INSTRUCTIONS TO FOLLOW: Retype all of the listing exactly, passing over any picture you find.

EXCERPTED DATA:
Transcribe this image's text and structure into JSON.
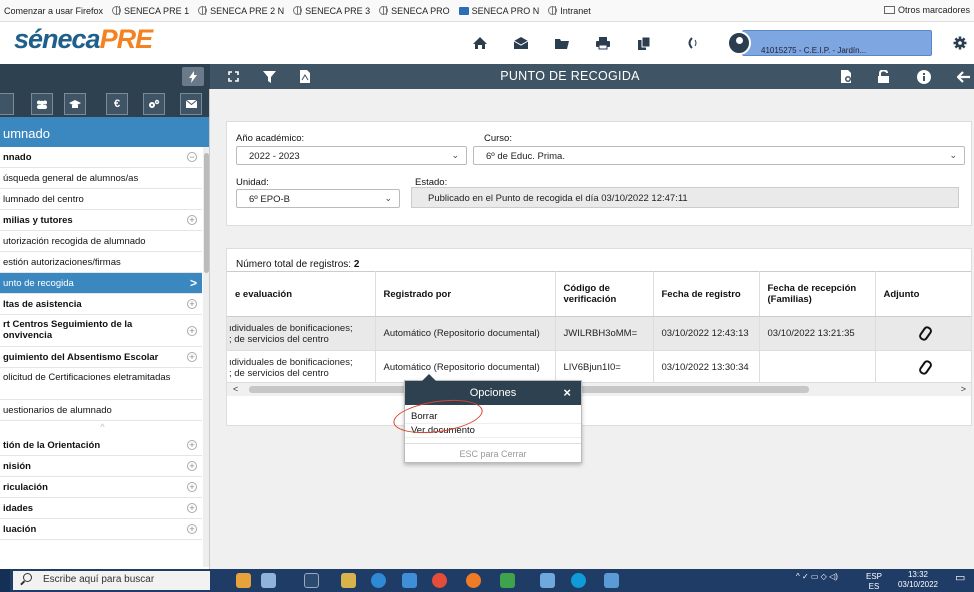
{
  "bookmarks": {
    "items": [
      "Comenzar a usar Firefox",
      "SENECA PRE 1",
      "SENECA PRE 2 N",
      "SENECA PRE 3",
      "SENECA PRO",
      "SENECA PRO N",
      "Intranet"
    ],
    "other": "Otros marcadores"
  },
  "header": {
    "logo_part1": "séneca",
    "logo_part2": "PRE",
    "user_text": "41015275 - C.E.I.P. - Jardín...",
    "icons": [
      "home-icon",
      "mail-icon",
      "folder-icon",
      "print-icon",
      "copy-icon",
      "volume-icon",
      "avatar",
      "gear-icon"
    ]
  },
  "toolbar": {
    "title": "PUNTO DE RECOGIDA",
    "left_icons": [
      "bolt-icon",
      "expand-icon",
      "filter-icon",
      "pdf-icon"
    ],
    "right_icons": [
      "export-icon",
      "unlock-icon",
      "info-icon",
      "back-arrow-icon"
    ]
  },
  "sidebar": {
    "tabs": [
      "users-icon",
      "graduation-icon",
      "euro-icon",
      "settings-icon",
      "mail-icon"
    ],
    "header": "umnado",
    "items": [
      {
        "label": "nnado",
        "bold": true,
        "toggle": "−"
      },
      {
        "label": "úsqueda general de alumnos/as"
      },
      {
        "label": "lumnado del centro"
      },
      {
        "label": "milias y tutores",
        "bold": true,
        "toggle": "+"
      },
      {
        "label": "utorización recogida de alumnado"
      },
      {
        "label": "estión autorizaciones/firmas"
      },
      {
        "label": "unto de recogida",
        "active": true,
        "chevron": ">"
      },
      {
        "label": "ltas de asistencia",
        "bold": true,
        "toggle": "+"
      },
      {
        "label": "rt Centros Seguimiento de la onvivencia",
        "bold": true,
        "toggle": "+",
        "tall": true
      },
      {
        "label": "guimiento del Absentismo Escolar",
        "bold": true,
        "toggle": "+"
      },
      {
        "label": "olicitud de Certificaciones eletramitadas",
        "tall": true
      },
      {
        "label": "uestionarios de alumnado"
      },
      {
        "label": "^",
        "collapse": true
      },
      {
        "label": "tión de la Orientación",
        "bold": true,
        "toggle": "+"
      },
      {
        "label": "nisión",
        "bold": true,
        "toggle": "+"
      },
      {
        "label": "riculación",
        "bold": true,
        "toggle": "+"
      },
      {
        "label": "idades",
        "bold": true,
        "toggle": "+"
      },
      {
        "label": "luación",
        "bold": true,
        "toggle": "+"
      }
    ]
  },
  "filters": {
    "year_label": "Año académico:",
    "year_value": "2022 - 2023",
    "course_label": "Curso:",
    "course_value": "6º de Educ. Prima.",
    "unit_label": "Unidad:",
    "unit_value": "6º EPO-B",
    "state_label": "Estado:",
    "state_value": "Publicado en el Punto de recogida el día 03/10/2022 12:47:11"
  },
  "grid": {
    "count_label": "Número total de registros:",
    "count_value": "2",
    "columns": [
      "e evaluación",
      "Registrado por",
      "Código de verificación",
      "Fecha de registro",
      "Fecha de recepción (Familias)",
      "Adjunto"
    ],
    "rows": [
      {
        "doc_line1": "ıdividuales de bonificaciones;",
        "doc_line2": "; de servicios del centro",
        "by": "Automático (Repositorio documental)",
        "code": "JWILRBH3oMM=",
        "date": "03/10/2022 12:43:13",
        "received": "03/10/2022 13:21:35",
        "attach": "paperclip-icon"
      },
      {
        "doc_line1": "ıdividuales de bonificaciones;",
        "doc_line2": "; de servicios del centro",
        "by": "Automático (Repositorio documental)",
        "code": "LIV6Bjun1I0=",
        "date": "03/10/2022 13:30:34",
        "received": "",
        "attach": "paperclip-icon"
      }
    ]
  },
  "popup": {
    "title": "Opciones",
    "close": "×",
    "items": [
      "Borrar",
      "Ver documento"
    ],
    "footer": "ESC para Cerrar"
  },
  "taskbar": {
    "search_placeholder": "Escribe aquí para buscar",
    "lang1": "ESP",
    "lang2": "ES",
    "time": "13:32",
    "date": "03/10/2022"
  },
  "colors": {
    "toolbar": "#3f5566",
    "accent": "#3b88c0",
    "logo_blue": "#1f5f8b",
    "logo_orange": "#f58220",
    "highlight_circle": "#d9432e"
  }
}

SOLUTION TO THE EXERCISE:
Transcribe this image's text and structure into JSON.
{
  "bookmarks": {
    "items": [
      "Comenzar a usar Firefox",
      "SENECA PRE 1",
      "SENECA PRE 2 N",
      "SENECA PRE 3",
      "SENECA PRO",
      "SENECA PRO N",
      "Intranet"
    ],
    "other": "Otros marcadores"
  },
  "header": {
    "logo_part1": "séneca",
    "logo_part2": "PRE",
    "user_text": "41015275 - C.E.I.P. - Jardín...",
    "icons": [
      "home-icon",
      "mail-icon",
      "folder-icon",
      "print-icon",
      "copy-icon",
      "volume-icon",
      "avatar",
      "gear-icon"
    ]
  },
  "toolbar": {
    "title": "PUNTO DE RECOGIDA",
    "left_icons": [
      "bolt-icon",
      "expand-icon",
      "filter-icon",
      "pdf-icon"
    ],
    "right_icons": [
      "export-icon",
      "unlock-icon",
      "info-icon",
      "back-arrow-icon"
    ]
  },
  "sidebar": {
    "tabs": [
      "users-icon",
      "graduation-icon",
      "euro-icon",
      "settings-icon",
      "mail-icon"
    ],
    "header": "umnado",
    "items": [
      {
        "label": "nnado",
        "bold": true,
        "toggle": "−"
      },
      {
        "label": "úsqueda general de alumnos/as"
      },
      {
        "label": "lumnado del centro"
      },
      {
        "label": "milias y tutores",
        "bold": true,
        "toggle": "+"
      },
      {
        "label": "utorización recogida de alumnado"
      },
      {
        "label": "estión autorizaciones/firmas"
      },
      {
        "label": "unto de recogida",
        "active": true,
        "chevron": ">"
      },
      {
        "label": "ltas de asistencia",
        "bold": true,
        "toggle": "+"
      },
      {
        "label": "rt Centros Seguimiento de la onvivencia",
        "bold": true,
        "toggle": "+",
        "tall": true
      },
      {
        "label": "guimiento del Absentismo Escolar",
        "bold": true,
        "toggle": "+"
      },
      {
        "label": "olicitud de Certificaciones eletramitadas",
        "tall": true
      },
      {
        "label": "uestionarios de alumnado"
      },
      {
        "label": "^",
        "collapse": true
      },
      {
        "label": "tión de la Orientación",
        "bold": true,
        "toggle": "+"
      },
      {
        "label": "nisión",
        "bold": true,
        "toggle": "+"
      },
      {
        "label": "riculación",
        "bold": true,
        "toggle": "+"
      },
      {
        "label": "idades",
        "bold": true,
        "toggle": "+"
      },
      {
        "label": "luación",
        "bold": true,
        "toggle": "+"
      }
    ]
  },
  "filters": {
    "year_label": "Año académico:",
    "year_value": "2022 - 2023",
    "course_label": "Curso:",
    "course_value": "6º de Educ. Prima.",
    "unit_label": "Unidad:",
    "unit_value": "6º EPO-B",
    "state_label": "Estado:",
    "state_value": "Publicado en el Punto de recogida el día 03/10/2022 12:47:11"
  },
  "grid": {
    "count_label": "Número total de registros:",
    "count_value": "2",
    "columns": [
      "e evaluación",
      "Registrado por",
      "Código de verificación",
      "Fecha de registro",
      "Fecha de recepción (Familias)",
      "Adjunto"
    ],
    "rows": [
      {
        "doc_line1": "ıdividuales de bonificaciones;",
        "doc_line2": "; de servicios del centro",
        "by": "Automático (Repositorio documental)",
        "code": "JWILRBH3oMM=",
        "date": "03/10/2022 12:43:13",
        "received": "03/10/2022 13:21:35",
        "attach": "paperclip-icon"
      },
      {
        "doc_line1": "ıdividuales de bonificaciones;",
        "doc_line2": "; de servicios del centro",
        "by": "Automático (Repositorio documental)",
        "code": "LIV6Bjun1I0=",
        "date": "03/10/2022 13:30:34",
        "received": "",
        "attach": "paperclip-icon"
      }
    ]
  },
  "popup": {
    "title": "Opciones",
    "close": "×",
    "items": [
      "Borrar",
      "Ver documento"
    ],
    "footer": "ESC para Cerrar"
  },
  "taskbar": {
    "search_placeholder": "Escribe aquí para buscar",
    "lang1": "ESP",
    "lang2": "ES",
    "time": "13:32",
    "date": "03/10/2022"
  },
  "colors": {
    "toolbar": "#3f5566",
    "accent": "#3b88c0",
    "logo_blue": "#1f5f8b",
    "logo_orange": "#f58220",
    "highlight_circle": "#d9432e"
  }
}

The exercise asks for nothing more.